Give only the stretch of lines from the one containing "sidebar-item-obiekty[interactable]: Obiekty —" through the one containing "medical-star-icon — [48, 773, 86, 811]", swapping every "sidebar-item-label" for "nav-item-label" and leaving everything else unchanged.
>> start Entries
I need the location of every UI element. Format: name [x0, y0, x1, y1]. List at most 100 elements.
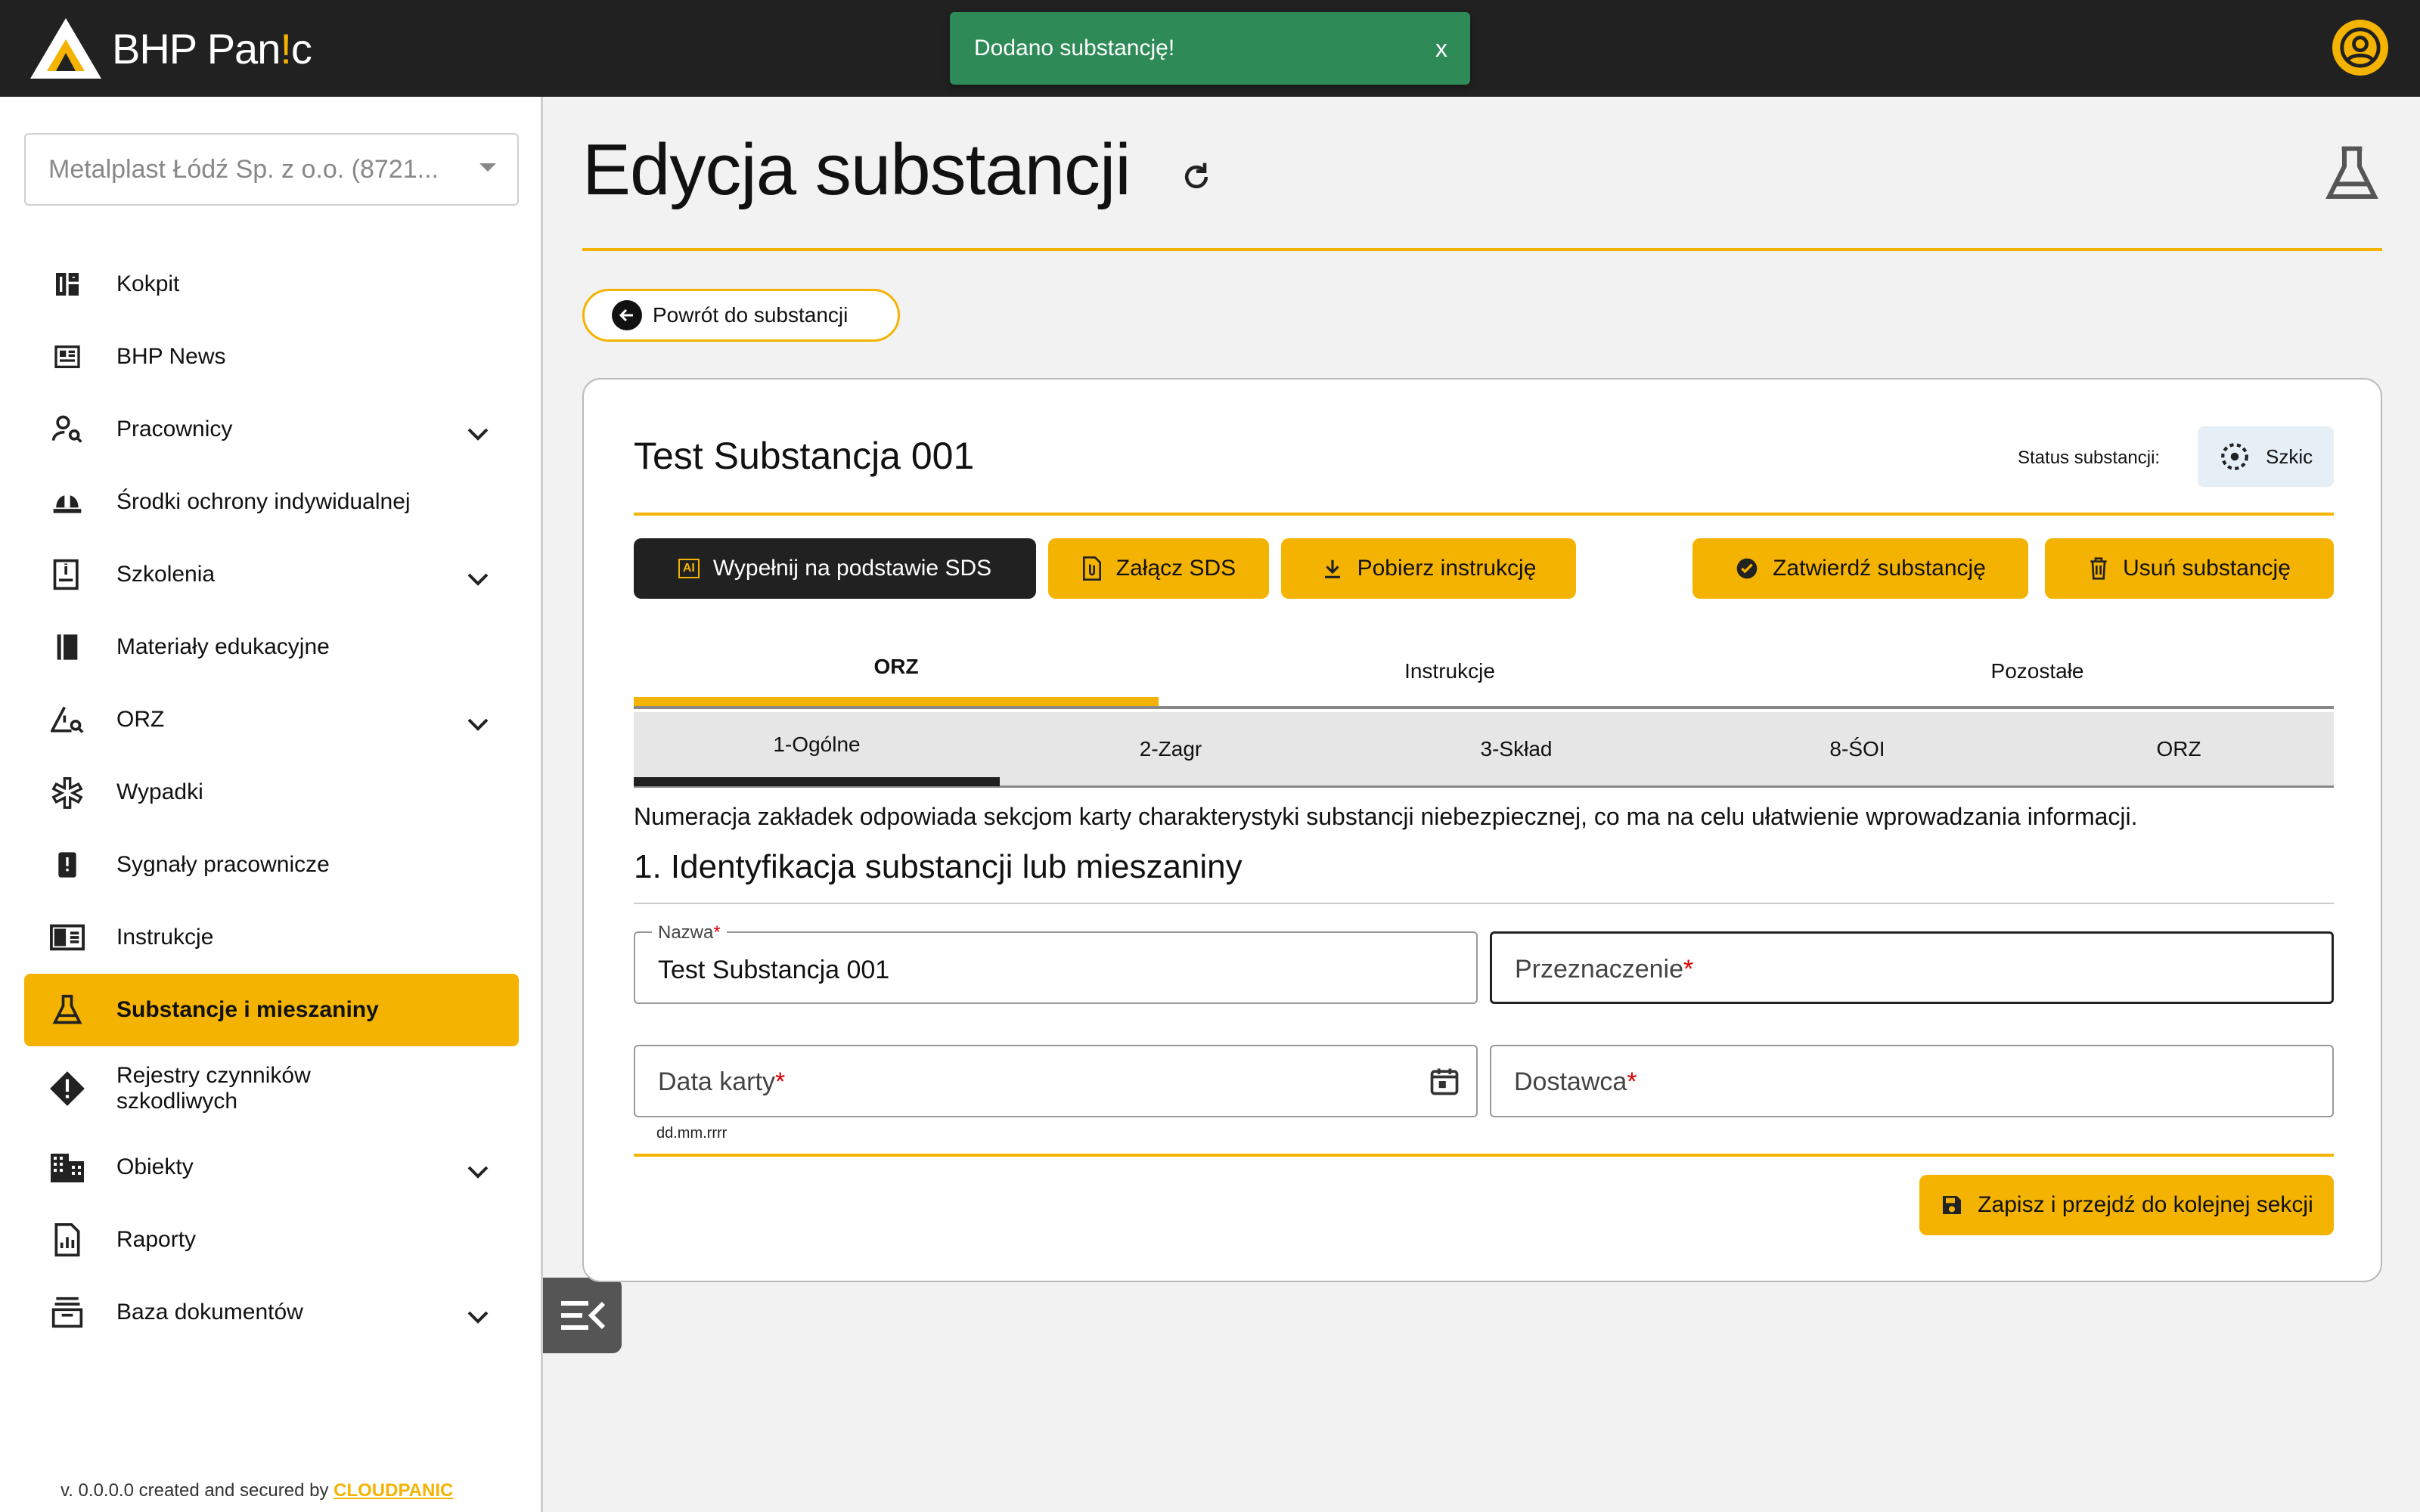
sidebar-item-obiekty[interactable]: Obiekty — [24, 1131, 519, 1204]
supplier-field[interactable]: Dostawca* — [1490, 1045, 2334, 1117]
cloudpanic-link[interactable]: CLOUDPANIC — [334, 1480, 453, 1501]
card-divider — [634, 513, 2334, 516]
ai-icon: AI — [678, 559, 700, 578]
status-label: Status substancji: — [2018, 448, 2161, 468]
tab-zagr[interactable]: 2-Zagr — [1000, 712, 1342, 786]
sidebar-item-label: Szkolenia — [116, 562, 216, 587]
tab-orz-section[interactable]: ORZ — [2024, 712, 2334, 786]
app-logo[interactable]: BHP Pan!c — [29, 17, 312, 80]
sidebar-item-raporty[interactable]: Raporty — [24, 1204, 519, 1276]
calendar-icon[interactable] — [1428, 1064, 1461, 1101]
toast-close-button[interactable]: x — [1435, 35, 1447, 63]
sidebar-item-label: Pracownicy — [116, 417, 233, 442]
dropdown-arrow-icon — [479, 163, 496, 172]
tab-orz[interactable]: ORZ — [634, 637, 1159, 706]
collapse-sidebar-button[interactable] — [543, 1278, 622, 1353]
approve-substance-button[interactable]: Zatwierdź substancję — [1692, 538, 2028, 599]
toast-message: Dodano substancję! — [974, 36, 1175, 60]
tab-pozostale[interactable]: Pozostałe — [1741, 637, 2334, 706]
refresh-icon[interactable] — [1180, 160, 1213, 197]
sidebar-item-label: Obiekty — [116, 1154, 194, 1179]
download-instruction-label: Pobierz instrukcję — [1357, 556, 1537, 581]
section-info-text: Numeracja zakładek odpowiada sekcjom kar… — [634, 803, 2138, 830]
save-icon — [1943, 1196, 1962, 1214]
sidebar-item-label: Instrukcje — [116, 925, 214, 950]
save-and-next-button[interactable]: Zapisz i przejdź do kolejnej sekcji — [1919, 1175, 2334, 1235]
download-instruction-button[interactable]: Pobierz instrukcję — [1281, 538, 1576, 599]
section-heading: 1. Identyfikacja substancji lub mieszani… — [634, 848, 1243, 885]
sidebar-nav: Kokpit BHP News Pracownicy Środki ochron… — [24, 248, 519, 1349]
medical-star-icon — [48, 773, 86, 811]
back-to-substances-button[interactable]: Powrót do substancji — [582, 289, 900, 342]
sidebar-item-label: Raporty — [116, 1227, 197, 1252]
required-mark: * — [774, 1067, 786, 1096]
chevron-down-icon — [467, 422, 489, 448]
sidebar-item-label: Kokpit — [116, 271, 180, 296]
person-search-icon — [48, 411, 86, 448]
purpose-field-placeholder: Przeznaczenie* — [1515, 955, 1693, 984]
status-value: Szkic — [2266, 445, 2313, 468]
sidebar-item-wypadki[interactable]: Wypadki — [24, 756, 519, 829]
title-divider — [582, 248, 2382, 251]
report-chart-icon — [48, 1221, 86, 1259]
chevron-down-icon — [467, 712, 489, 738]
sidebar-item-soi[interactable]: Środki ochrony indywidualnej — [24, 466, 519, 538]
card-date-field[interactable]: Data karty* — [634, 1045, 1478, 1117]
supplier-label-text: Dostawca — [1514, 1067, 1627, 1096]
sidebar-item-orz[interactable]: ORZ — [24, 683, 519, 756]
required-mark: * — [713, 922, 721, 943]
form-divider — [634, 1154, 2334, 1157]
supplier-field-placeholder: Dostawca* — [1514, 1067, 1637, 1097]
action-bar: AI Wypełnij na podstawie SDS Załącz SDS … — [634, 538, 2334, 599]
name-field-label: Nazwa* — [652, 922, 727, 943]
name-label-text: Nazwa — [658, 922, 714, 943]
newspaper-icon — [48, 338, 86, 376]
purpose-field[interactable]: Przeznaczenie* — [1490, 931, 2334, 1004]
account-icon[interactable] — [2332, 20, 2388, 76]
sidebar-item-label: Rejestry czynników szkodliwych — [116, 1063, 311, 1114]
company-select[interactable]: Metalplast Łódź Sp. z o.o. (8721... — [24, 133, 519, 206]
required-mark: * — [1683, 955, 1694, 984]
chevron-down-icon — [467, 1305, 489, 1331]
sidebar: Metalplast Łódź Sp. z o.o. (8721... Kokp… — [0, 97, 543, 1512]
sidebar-item-label: ORZ — [116, 707, 165, 732]
sidebar-item-label: Sygnały pracownicze — [116, 852, 330, 877]
sidebar-item-materialy[interactable]: Materiały edukacyjne — [24, 611, 519, 683]
success-toast: Dodano substancję! x — [950, 12, 1470, 85]
tab-instrukcje[interactable]: Instrukcje — [1159, 637, 1741, 706]
report-icon — [48, 846, 86, 884]
trash-icon — [2090, 557, 2107, 580]
sidebar-item-szkolenia[interactable]: Szkolenia — [24, 538, 519, 611]
sidebar-item-instrukcje[interactable]: Instrukcje — [24, 901, 519, 974]
sidebar-item-rejestry[interactable]: Rejestry czynników szkodliwych — [24, 1046, 519, 1131]
sidebar-item-baza-dokumentow[interactable]: Baza dokumentów — [24, 1276, 519, 1349]
tab-ogolne[interactable]: 1-Ogólne — [634, 712, 1000, 786]
sidebar-item-kokpit[interactable]: Kokpit — [24, 248, 519, 321]
date-format-hint: dd.mm.rrrr — [656, 1125, 728, 1142]
draft-status-icon — [2221, 443, 2248, 470]
warning-search-icon — [48, 701, 86, 739]
name-field[interactable]: Nazwa* Test Substancja 001 — [634, 922, 1478, 1004]
tab-sklad[interactable]: 3-Skład — [1342, 712, 1691, 786]
fill-from-sds-button[interactable]: AI Wypełnij na podstawie SDS — [634, 538, 1036, 599]
sidebar-item-bhp-news[interactable]: BHP News — [24, 321, 519, 393]
arrow-left-icon — [612, 300, 642, 330]
instructions-icon — [48, 919, 86, 956]
name-field-value: Test Substancja 001 — [658, 956, 890, 984]
sidebar-item-sygnaly[interactable]: Sygnały pracownicze — [24, 829, 519, 901]
sidebar-item-substancje[interactable]: Substancje i mieszaniny — [24, 974, 519, 1046]
delete-label: Usuń substancję — [2123, 556, 2291, 581]
version-footer: v. 0.0.0.0 created and secured by CLOUDP… — [60, 1480, 453, 1501]
delete-substance-button[interactable]: Usuń substancję — [2045, 538, 2334, 599]
logo-triangle-icon — [30, 18, 101, 79]
substance-card: Test Substancja 001 Status substancji: S… — [582, 378, 2382, 1282]
save-button-label: Zapisz i przejdź do kolejnej sekcji — [1978, 1192, 2313, 1217]
attach-sds-button[interactable]: Załącz SDS — [1048, 538, 1269, 599]
page-title: Edycja substancji — [582, 129, 1131, 210]
required-mark: * — [1627, 1067, 1637, 1096]
approve-label: Zatwierdź substancję — [1773, 556, 1986, 581]
sidebar-item-pracownicy[interactable]: Pracownicy — [24, 393, 519, 466]
back-button-label: Powrót do substancji — [653, 303, 849, 327]
tab-soi[interactable]: 8-ŚOI — [1691, 712, 2024, 786]
book-icon — [48, 628, 86, 666]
>> end Entries
[Solution for this problem]
sidebar-item-obiekty[interactable]: Obiekty — [24, 1131, 519, 1204]
supplier-field[interactable]: Dostawca* — [1490, 1045, 2334, 1117]
cloudpanic-link[interactable]: CLOUDPANIC — [334, 1480, 453, 1501]
card-divider — [634, 513, 2334, 516]
ai-icon: AI — [678, 559, 700, 578]
status-label: Status substancji: — [2018, 448, 2161, 468]
tab-zagr[interactable]: 2-Zagr — [1000, 712, 1342, 786]
nav-item-label: Szkolenia — [116, 562, 216, 587]
tab-orz-section[interactable]: ORZ — [2024, 712, 2334, 786]
app-logo[interactable]: BHP Pan!c — [29, 17, 312, 80]
sidebar-item-raporty[interactable]: Raporty — [24, 1204, 519, 1276]
calendar-icon[interactable] — [1428, 1064, 1461, 1101]
toast-close-button[interactable]: x — [1435, 35, 1447, 63]
nav-item-label: Pracownicy — [116, 417, 233, 442]
dropdown-arrow-icon — [479, 163, 496, 172]
tab-orz[interactable]: ORZ — [634, 637, 1159, 706]
collapse-sidebar-button[interactable] — [543, 1278, 622, 1353]
approve-substance-button[interactable]: Zatwierdź substancję — [1692, 538, 2028, 599]
toast-message: Dodano substancję! — [974, 36, 1175, 60]
tab-pozostale[interactable]: Pozostałe — [1741, 637, 2334, 706]
refresh-icon[interactable] — [1180, 160, 1213, 197]
nav-item-label: Obiekty — [116, 1154, 194, 1179]
download-instruction-label: Pobierz instrukcję — [1357, 556, 1537, 581]
section-info-text: Numeracja zakładek odpowiada sekcjom kar… — [634, 803, 2138, 830]
save-icon — [1943, 1196, 1962, 1214]
nav-item-label: Instrukcje — [116, 925, 214, 950]
save-and-next-button[interactable]: Zapisz i przejdź do kolejnej sekcji — [1919, 1175, 2334, 1235]
download-instruction-button[interactable]: Pobierz instrukcję — [1281, 538, 1576, 599]
section-heading: 1. Identyfikacja substancji lub mieszani… — [634, 848, 1243, 885]
sidebar-nav: Kokpit BHP News Pracownicy Środki ochron… — [24, 248, 519, 1349]
medical-star-icon — [48, 773, 86, 811]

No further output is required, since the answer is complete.